#### [Work to be completed]
Repeat the material exactly, every line of it.

Figure record listings
• • • • •
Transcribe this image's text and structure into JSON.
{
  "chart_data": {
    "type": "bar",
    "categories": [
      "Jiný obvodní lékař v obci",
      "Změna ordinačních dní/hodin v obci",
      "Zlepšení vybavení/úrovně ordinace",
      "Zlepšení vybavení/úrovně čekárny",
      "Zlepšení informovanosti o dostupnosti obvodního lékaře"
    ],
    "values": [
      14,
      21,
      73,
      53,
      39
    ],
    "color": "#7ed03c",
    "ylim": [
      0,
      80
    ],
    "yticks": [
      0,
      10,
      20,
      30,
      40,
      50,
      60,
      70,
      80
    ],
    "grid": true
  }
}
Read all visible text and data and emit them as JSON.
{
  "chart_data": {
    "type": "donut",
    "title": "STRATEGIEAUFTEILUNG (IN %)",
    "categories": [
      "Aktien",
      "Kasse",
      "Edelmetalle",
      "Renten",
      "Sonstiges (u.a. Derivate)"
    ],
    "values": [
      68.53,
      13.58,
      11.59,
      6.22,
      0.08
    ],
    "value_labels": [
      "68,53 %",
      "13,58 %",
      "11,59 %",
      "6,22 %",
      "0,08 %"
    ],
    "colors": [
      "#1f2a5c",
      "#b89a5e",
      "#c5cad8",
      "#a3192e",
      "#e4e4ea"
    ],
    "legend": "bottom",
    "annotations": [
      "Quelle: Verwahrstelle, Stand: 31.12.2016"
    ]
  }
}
• • • • •
#### [Written answer]
Transcribe this image's text and structure into JSON.
{
  "chart_data": {
    "type": "bar",
    "categories": [
      "Jiný obvodní lékař v obci",
      "Změna ordinačních dní/hodin v obci",
      "Zlepšení vybavení/úrovně ordinace",
      "Zlepšení vybavení/úrovně čekárny",
      "Zlepšení informovanosti o dostupnosti obvodního lékaře"
    ],
    "values": [
      14,
      21,
      73,
      53,
      39
    ],
    "color": "#7ed03c",
    "ylim": [
      0,
      80
    ],
    "yticks": [
      0,
      10,
      20,
      30,
      40,
      50,
      60,
      70,
      80
    ],
    "grid": true
  }
}
Read all visible text and data and emit them as JSON.
{
  "chart_data": {
    "type": "donut",
    "title": "STRATEGIEAUFTEILUNG (IN %)",
    "categories": [
      "Aktien",
      "Kasse",
      "Edelmetalle",
      "Renten",
      "Sonstiges (u.a. Derivate)"
    ],
    "values": [
      68.53,
      13.58,
      11.59,
      6.22,
      0.08
    ],
    "value_labels": [
      "68,53 %",
      "13,58 %",
      "11,59 %",
      "6,22 %",
      "0,08 %"
    ],
    "colors": [
      "#1f2a5c",
      "#b89a5e",
      "#c5cad8",
      "#a3192e",
      "#e4e4ea"
    ],
    "legend": "bottom",
    "annotations": [
      "Quelle: Verwahrstelle, Stand: 31.12.2016"
    ]
  }
}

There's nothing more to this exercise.